Féminicide. Pascal Picq : « Aucune espèce autre que la nôtre ne tue autant ses femelles »

Le paléoanthropologue Pascal Picq, en 2019. © Pascal Bastien / Divergence

Le paléoanthropologue Pascal Picq, en 2019. © Pascal Bastien / Divergence

Le paléoanthropologue français, maître de conférences au Collège de France, nous livre, dans Et l’évolution créa la femme, une préhistoire des rapports entre hommes et femmes, en particulier la domination et la coercition masculines. Le chercheur étudie les sociétés humaines, patriarcales et matriarcales, cette exception au sein des espèces de grands singes.

Pascal Picq est né le 22 janvier 1954 à Bois-Colombes. En 1991 il devient maître de conférences au Collège de France, attaché à la chaire de paléoanthropologie et préhistoire du professeur Yves Coppens. Il est l’auteur de nombreux ouvrages et articles scientifiques autour de la question : « Qu’est-ce que l’humain ? » en rejetant l’anthropocentrisme.

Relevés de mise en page
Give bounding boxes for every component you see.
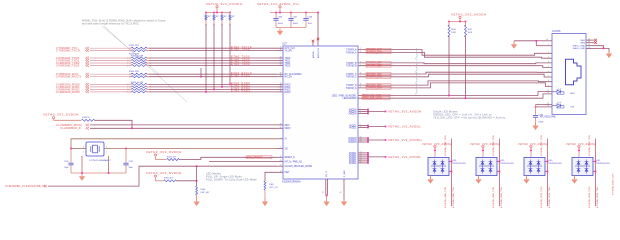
svg-text:C436: C436 xyxy=(278,16,283,18)
junction DVDDL group xyxy=(367,156,369,158)
resistor pad mark xyxy=(221,24,223,26)
svg-text:CLK125_NDO/LED_MODE: CLK125_NDO/LED_MODE xyxy=(285,166,313,168)
resistor R105d 22R xyxy=(131,65,147,67)
power port DVDDH mdio xyxy=(53,117,55,119)
svg-text:ETHERN_DDM_CON: ETHERN_DDM_CON xyxy=(613,173,615,195)
pin stub SHELL_GND xyxy=(586,45,594,47)
TVS U41 diodes xyxy=(575,160,590,174)
wire shield gnd vertical xyxy=(535,41,537,46)
wire Y4 pin1 b xyxy=(71,148,79,150)
differential pair marker pair D xyxy=(416,84,417,96)
wire R138 top lead xyxy=(229,13,231,15)
resistor R165 12K1_1% xyxy=(264,181,266,190)
wire R166 bottom lead xyxy=(196,195,198,201)
svg-text:5: 5 xyxy=(150,92,151,94)
wire ETH0RN_DBP xyxy=(358,62,552,65)
junction P_GND xyxy=(326,195,328,197)
junction U41 vcc xyxy=(578,150,580,152)
pin stub ETH0_TXD0 xyxy=(277,57,283,59)
wire crystal gnd rail xyxy=(71,172,126,174)
port glyph N6RGMII_RXC xyxy=(86,73,90,76)
svg-text:1: 1 xyxy=(548,44,549,46)
svg-text:U27: U27 xyxy=(282,42,287,46)
wire avddh drop xyxy=(459,19,461,22)
wire C436 bottom lead xyxy=(275,20,277,27)
resistor pack pads xyxy=(129,57,132,59)
junction R136 to RXD xyxy=(213,89,215,91)
svg-text:100nF: 100nF xyxy=(278,23,284,25)
junction R140 LED1 xyxy=(448,95,450,97)
pin stub INT_N xyxy=(277,161,283,163)
wire ETH0_TXD2 left xyxy=(90,62,129,64)
ground U38 xyxy=(427,177,433,184)
junction rail R138 xyxy=(229,12,231,14)
junction AVDDL group xyxy=(367,127,369,129)
svg-text:34: 34 xyxy=(280,75,282,77)
wire AVDDH group to power xyxy=(368,111,386,113)
svg-text:YLW: YLW xyxy=(570,107,574,109)
wire R143 to MDIO xyxy=(95,120,133,128)
svg-text:C141: C141 xyxy=(129,161,134,163)
wire XO net xyxy=(104,148,277,150)
resistor pack pads xyxy=(129,65,132,67)
svg-text:R147 4K7: R147 4K7 xyxy=(167,156,177,158)
svg-text:6: 6 xyxy=(548,71,549,73)
pin stub RESET_N xyxy=(277,156,283,158)
crystal Y4 body xyxy=(86,142,104,156)
wire R135 bottom lead xyxy=(205,20,207,24)
svg-text:ETH0RN_DCM: ETH0RN_DCM xyxy=(367,77,383,79)
junction power rail xyxy=(216,12,218,14)
svg-text:DVDDL: DVDDL xyxy=(349,163,357,165)
wire C138 top lead xyxy=(535,105,537,115)
net label ETH0RN_DDM xyxy=(366,87,391,90)
wire ETH0RN_DDP xyxy=(358,81,552,85)
resistor pad mark xyxy=(229,24,231,26)
pin stub PAD xyxy=(343,179,345,201)
wire DVDDL group to power xyxy=(368,156,386,158)
svg-text:XI: XI xyxy=(285,139,288,141)
wire ETH0_RXD1 to U27 xyxy=(149,86,277,88)
pin stub ETH0_TXD3 xyxy=(277,65,283,67)
capacitor C140 18pF xyxy=(68,163,73,165)
svg-text:KRJ-5921S4NL: KRJ-5921S4NL xyxy=(540,117,557,119)
resistor R102 22R xyxy=(131,50,147,52)
pin stub U41 io1 xyxy=(593,161,596,163)
svg-text:VETH0_3V3_AVDDH: VETH0_3V3_AVDDH xyxy=(566,142,596,146)
wire ETH0_RXD2 to U27 xyxy=(149,88,277,90)
net label PME0_LED_LINK1 xyxy=(362,97,390,100)
svg-text:3 LAN0MDIO_D: 3 LAN0MDIO_D xyxy=(60,126,81,130)
svg-text:PRTR5V0U2X: PRTR5V0U2X xyxy=(549,163,563,165)
svg-text:ETHERN_DBM_TRA: ETHERN_DBM_TRA xyxy=(500,187,503,208)
wire ETH0RN_DCP xyxy=(358,72,552,74)
wire R135 pulldown column xyxy=(205,24,207,92)
wire C436 top lead xyxy=(275,13,277,19)
wire ETHERN_DBP column U39 xyxy=(499,139,501,207)
wire Y4 pin2 to rail xyxy=(81,156,83,173)
resistor R143 1K xyxy=(82,119,95,121)
svg-text:2: 2 xyxy=(360,48,361,50)
svg-text:CON15: CON15 xyxy=(552,30,561,33)
junction DVDDH group power xyxy=(385,139,387,141)
wire ETH0_TXD3 to U27 xyxy=(149,65,277,67)
wire U38 gnd lead xyxy=(430,176,432,179)
wire ISET xyxy=(265,172,277,181)
wire power drop xyxy=(216,8,218,13)
pin stub DVDDL group 156.9 xyxy=(358,156,368,158)
ground R165 xyxy=(262,199,268,206)
ground P_GND xyxy=(323,199,329,206)
wire ETH0_TXD1 to U27 xyxy=(149,60,277,62)
ground SHELL_GND xyxy=(606,51,612,58)
junction U38 vcc xyxy=(434,150,436,152)
svg-text:3 P6RGMII_TXD3: 3 P6RGMII_TXD3 xyxy=(56,63,80,67)
LED GRN inside CON15 xyxy=(552,89,564,95)
resistor pack pads xyxy=(129,91,132,93)
resistor pad marks xyxy=(129,73,132,75)
svg-text:VETH0_3V3_DVDDH: VETH0_3V3_DVDDH xyxy=(206,2,243,6)
wire to pin1 xyxy=(536,45,552,47)
TVS U40 diodes xyxy=(527,160,542,174)
svg-text:C140: C140 xyxy=(64,161,69,163)
svg-text:R156 4K7: R156 4K7 xyxy=(164,178,174,180)
svg-text:R140: R140 xyxy=(451,29,456,31)
wire R137 top lead xyxy=(221,13,223,15)
svg-text:3 H94XREF_CLK25/GPIO8_T9: 3 H94XREF_CLK25/GPIO8_T9 xyxy=(5,184,46,188)
pin stub MDIO xyxy=(277,127,283,129)
junction rail C436 xyxy=(275,12,277,14)
wire Y4 pin1 xyxy=(79,148,86,150)
svg-text:ETH0RN_DAM: ETH0RN_DAM xyxy=(367,51,382,54)
junction rail R137 xyxy=(221,12,223,14)
pin stub AVDDL group 127.5 xyxy=(358,127,368,129)
wire ETH0_RXDV to U27 xyxy=(149,76,277,78)
wire ETH0_RXD1 left xyxy=(90,86,129,88)
svg-text:44: 44 xyxy=(360,162,362,164)
svg-text:VETH0_3V3_DVDDH: VETH0_3V3_DVDDH xyxy=(43,112,79,116)
svg-text:ETH0_RESET#: ETH0_RESET# xyxy=(247,157,264,159)
svg-text:VETH0_1V2_AVDDL_PLL: VETH0_1V2_AVDDL_PLL xyxy=(257,2,300,6)
pin stub ETH0_RXCLK xyxy=(277,73,283,75)
wire ETH0_RXCLK left xyxy=(90,73,129,75)
resistor R136 4K7 xyxy=(213,15,215,21)
wire U39 vcc lead xyxy=(482,148,484,158)
wire C438 top lead xyxy=(305,13,307,19)
svg-text:TXRXP_C: TXRXP_C xyxy=(346,74,357,76)
wire R137 pulldown column xyxy=(221,24,223,87)
wire mdio pullup drop xyxy=(53,119,55,121)
pin stub DVDDL group 160.9 xyxy=(358,160,368,162)
net label ETH0RN_DDP xyxy=(366,84,391,87)
svg-text:VETH0_3V3_DVDDH: VETH0_3V3_DVDDH xyxy=(388,138,422,142)
wire pll power rail xyxy=(270,12,318,14)
capacitor C437 100nF xyxy=(288,19,293,21)
wire U41 gnd lead xyxy=(574,176,576,179)
resistor pack pads xyxy=(129,62,132,64)
wire ETH0RN_DDM xyxy=(358,83,552,88)
junction rail C437 xyxy=(290,12,292,14)
port glyph T6RGMII_TXC xyxy=(86,47,90,50)
wire C438 bottom lead xyxy=(305,20,307,27)
ground crystal xyxy=(79,174,85,181)
wire AVDDL_PLL to U27 top pin xyxy=(317,13,319,47)
resistor R105b 22R xyxy=(131,60,147,62)
wire ETH0_RXD3 left xyxy=(90,91,129,93)
pin stub ETH0_RXD3 xyxy=(277,91,283,93)
pin stub U38 io2 xyxy=(449,171,452,173)
wire ETH0_TXEN to U27 xyxy=(149,50,277,52)
wire R135 top lead xyxy=(205,13,207,15)
wire C437 bottom lead xyxy=(290,20,292,27)
wire shield gnd horizontal xyxy=(514,40,536,42)
wire R156 to node xyxy=(177,180,197,182)
wire LED0_LED_LINK to pin12 xyxy=(543,94,552,98)
junction Y4 pin4 rail xyxy=(108,172,110,174)
pin stub ETH0_TXCLK xyxy=(277,47,283,49)
resistor pad mark xyxy=(205,24,207,26)
pin stub DVDDH group 138.0 xyxy=(358,137,368,139)
TVS U39 diodes xyxy=(479,160,494,174)
junction DVDDL group xyxy=(367,152,369,154)
svg-text:ETH0_RXDV: ETH0_RXDV xyxy=(231,73,250,77)
wire U40 gnd lead xyxy=(526,176,528,179)
svg-text:100R: 100R xyxy=(451,32,456,34)
wire ETH0_TXD1 left xyxy=(90,60,129,62)
RJ45 jack symbol xyxy=(566,59,582,84)
pin stub ETH0_TXD2 xyxy=(277,62,283,64)
junction avddh r140 xyxy=(448,21,450,23)
pin stub AVDDH group 113.5 xyxy=(358,113,368,115)
svg-text:4: 4 xyxy=(127,65,128,67)
resistor R138 4K7 xyxy=(229,15,231,21)
ground U40 xyxy=(523,177,529,184)
wire join DVDDH group xyxy=(367,138,369,142)
pin stub DVDDL group 158.9 xyxy=(358,158,368,160)
wire ETH0_TXCLK to U27 xyxy=(149,47,277,49)
power port VETH0_3V3_DVDDH top xyxy=(216,6,218,8)
resistor R156 4K7 xyxy=(164,180,177,182)
no-connect X MH2 xyxy=(594,41,597,44)
wire ETH0_RXD0 left xyxy=(90,83,129,85)
svg-text:ETHERN_DDM_CON: ETHERN_DDM_CON xyxy=(589,186,591,208)
svg-text:9: 9 xyxy=(548,85,549,87)
port glyph P6RGMII_RXCTL xyxy=(86,75,90,78)
pin stub DVDDH group 142.0 xyxy=(358,141,368,143)
svg-text:GRN: GRN xyxy=(570,93,575,95)
svg-text:and with same length reference: and with same length reference to TXC & … xyxy=(82,22,139,26)
svg-text:P_GND: P_GND xyxy=(344,170,346,177)
svg-text:14: 14 xyxy=(588,41,590,43)
wire ETH0_TXEN left xyxy=(90,50,129,52)
wire R141 to LED2 xyxy=(465,36,467,98)
pin stub DVDDL group 154.9 xyxy=(358,154,368,156)
wire ETH0RN_DBM xyxy=(358,66,552,68)
wire reset pullup drop xyxy=(155,156,157,159)
pin stub MH2 xyxy=(586,42,594,44)
svg-text:ETHERN_DBP_CON: ETHERN_DBP_CON xyxy=(493,135,495,156)
wire C138 bottom lead xyxy=(535,117,537,124)
svg-text:R103 22R: R103 22R xyxy=(129,71,139,73)
resistor R106d 22R xyxy=(131,91,147,93)
junction pin10 xyxy=(535,40,537,42)
wire ledmode pullup drop xyxy=(155,177,157,181)
junction AVDDH group xyxy=(367,113,369,115)
no-ERC marker AVDDL_PLL xyxy=(317,38,320,41)
junction DVDDH group xyxy=(367,139,369,141)
note callout line 1 xyxy=(102,26,159,74)
net label ETH0RN_DAM xyxy=(366,51,391,54)
net label ETH0RN_DAP xyxy=(366,48,391,51)
power port VETH0_1V2_AVDDL_PLL xyxy=(279,6,281,8)
svg-text:4: 4 xyxy=(106,152,107,154)
junction U39 io2 xyxy=(499,171,501,173)
svg-text:16: 16 xyxy=(588,47,590,49)
svg-text:MDC: MDC xyxy=(285,125,290,127)
junction rail C438 xyxy=(305,12,307,14)
svg-text:R101 22R: R101 22R xyxy=(129,45,139,47)
svg-text:5: 5 xyxy=(360,64,361,66)
svg-text:ISET: ISET xyxy=(285,172,291,174)
svg-text:YELLOW_LED: OFF = No activity: YELLOW_LED: OFF = No activity BLINKING =… xyxy=(433,116,506,120)
resistor pad marks xyxy=(129,76,132,78)
wire ETH0RN_DAM xyxy=(358,52,552,58)
resistor pack pads xyxy=(129,83,132,85)
wire ETH0_TXD0 to U27 xyxy=(149,57,277,59)
wire DVDDH group to power xyxy=(368,139,386,141)
crystal Y4 symbol xyxy=(93,145,98,153)
pin stub XI xyxy=(277,138,283,140)
wire XI net xyxy=(71,139,277,149)
wire AVDDL group to power xyxy=(368,126,386,128)
svg-text:49: 49 xyxy=(340,192,342,194)
junction U41 io2 xyxy=(595,171,597,173)
port glyph LAN0MDC xyxy=(86,124,90,127)
note callout line 2 xyxy=(104,26,187,102)
junction R137 to RXD xyxy=(221,86,223,88)
port glyph T6RGMII_TXCTL xyxy=(86,49,90,52)
svg-text:4: 4 xyxy=(548,61,549,63)
wire ETH0_TXD2 to U27 xyxy=(149,62,277,64)
wire R141 top lead xyxy=(465,22,467,27)
wire shield gnd stub xyxy=(513,41,515,44)
svg-text:C437: C437 xyxy=(293,16,298,18)
wire SHELL_GND to ground xyxy=(594,48,609,52)
svg-text:PRTR5V0U2X: PRTR5V0U2X xyxy=(597,163,611,165)
svg-text:AVDD_PLL: AVDD_PLL xyxy=(317,47,320,58)
resistor R105c 22R xyxy=(131,62,147,64)
pin stub P_GND a xyxy=(325,179,327,196)
svg-text:TXRXM_C: TXRXM_C xyxy=(346,77,357,79)
junction U40 vcc xyxy=(530,150,532,152)
pin stub ETH0_RXD1 xyxy=(277,86,283,88)
svg-text:ETHERN_DDP_CON: ETHERN_DDP_CON xyxy=(589,135,591,156)
junction DVDDH group xyxy=(367,141,369,143)
pin stub ISET xyxy=(277,171,283,173)
junction C138 pin14 xyxy=(535,106,537,108)
svg-text:7: 7 xyxy=(548,76,549,78)
wire R136 top lead xyxy=(213,13,215,15)
wire P_GND to ground xyxy=(326,196,328,201)
svg-text:5: 5 xyxy=(548,66,549,68)
pin stub AVDDH group 111.5 xyxy=(358,111,368,113)
svg-text:100nF: 100nF xyxy=(293,23,299,25)
resistor R106b 22R xyxy=(131,86,147,88)
ground R166 xyxy=(193,199,199,206)
differential pair marker pair B xyxy=(416,61,417,73)
svg-text:SHELL_GND: SHELL_GND xyxy=(573,48,586,50)
wire join AVDDH group xyxy=(367,110,369,114)
pin stub U39 io1 xyxy=(497,161,500,163)
svg-text:ETHERN_DDM_TRA: ETHERN_DDM_TRA xyxy=(596,187,599,208)
svg-text:R143 1K: R143 1K xyxy=(82,117,90,119)
resistor R141 100R xyxy=(465,25,467,37)
ground U41 xyxy=(571,177,577,184)
junction rail R136 xyxy=(213,12,215,14)
pin stub U39 io2 xyxy=(497,171,500,173)
capacitor C436 100nF xyxy=(273,19,278,21)
svg-text:C438: C438 xyxy=(308,16,313,18)
capacitor C141 18pF xyxy=(123,163,128,165)
wire R140 top lead xyxy=(448,22,450,27)
wire R136 bottom lead xyxy=(213,20,215,24)
resistor R166 DNP_4K7 xyxy=(196,186,198,195)
junction DVDDL group xyxy=(367,158,369,160)
svg-text:RESET_N: RESET_N xyxy=(285,157,296,159)
resistor pack pads xyxy=(129,86,132,88)
svg-text:11: 11 xyxy=(360,112,362,114)
svg-text:4K7: 4K7 xyxy=(216,16,219,18)
svg-text:AVDDH: AVDDH xyxy=(349,112,357,115)
pin stub CLK125_NDO xyxy=(277,165,283,167)
resistor R140 100R xyxy=(448,25,450,37)
wire C141 bottom lead xyxy=(125,165,127,173)
svg-text:3 N6RGMII_RXD3: 3 N6RGMII_RXD3 xyxy=(56,90,80,94)
junction pll rail xyxy=(279,12,281,14)
capacitor C138 100nF xyxy=(533,116,538,118)
svg-text:TXRXM_B: TXRXM_B xyxy=(346,66,357,68)
port glyph P6RGMII_TXD0 xyxy=(86,57,90,60)
svg-text:ETHERN_DCP_CON: ETHERN_DCP_CON xyxy=(541,135,543,156)
resistor pad marks xyxy=(129,50,132,52)
junction DVDDL group xyxy=(367,162,369,164)
wire R138 bottom lead xyxy=(229,20,231,24)
wire ETH0_RXD0 to U27 xyxy=(149,83,277,85)
differential pair marker pair A xyxy=(416,48,417,60)
pin stub SHELL_GND xyxy=(586,47,594,49)
port glyph P6RGMII_TXD1 xyxy=(86,59,90,62)
wire ETH0_RXDV left xyxy=(90,76,129,78)
svg-text:RX_DV: RX_DV xyxy=(285,77,293,79)
svg-text:15: 15 xyxy=(588,44,590,46)
junction ledmode net xyxy=(196,165,198,167)
wire pin14 to C138 xyxy=(536,106,553,108)
junction R143 MDIO xyxy=(131,127,133,129)
resistor R137 4K7 xyxy=(221,15,223,21)
svg-text:3: 3 xyxy=(548,57,549,59)
capacitor C438 10uF xyxy=(303,19,308,21)
junction ledmode strap xyxy=(196,180,198,182)
wire P_GND join xyxy=(326,195,328,197)
junction SHELL_GND xyxy=(603,48,605,50)
junction U38 io2 xyxy=(451,171,453,173)
svg-text:ETHERN_DAP_CON: ETHERN_DAP_CON xyxy=(444,135,447,156)
wire C141 top lead xyxy=(125,149,127,163)
resistor pad mark xyxy=(213,24,215,26)
wire ETH0RN_DAP xyxy=(358,50,552,56)
junction avddh r141 xyxy=(465,21,467,23)
wire SHELL_GND join xyxy=(594,46,604,49)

● **EXERCICES**
• 1. Transformez en liste le paragraphe de l'article sur Pascal Picq qui commence par « Pascal Picq est né le 22 janvier 1954 », sans perdre ses faits principaux.
• 2. Recopiez fidèlement le passage de l'article sur Pascal Picq qui commence aux mots « Pascal Picq est » et s'arrête après « en rejetant l’anthropocentrisme. ».

● **CORRIGÉS**
• 1.
- Naissance : le 22 janvier 1954, à Bois-Colombes.
- 1991 : maître de conférences au Collège de France, rattaché à la chaire de paléoanthropologie et préhistoire du professeur Yves Coppens.
- Auteur de nombreux ouvrages et articles scientifiques autour de la question « Qu'est-ce que l'humain ? », en rejetant l'anthropocentrisme.

• 2.
Pascal Picq est né le 22 janvier 1954 à Bois-Colombes. En 1991 il devient maître de conférences au Collège de France, attaché à la chaire de paléoanthropologie et préhistoire du professeur Yves Coppens. Il est l’auteur de nombreux ouvrages et articles scientifiques autour de la question : « Qu’est-ce que l’humain ? » en rejetant l’anthropocentrisme.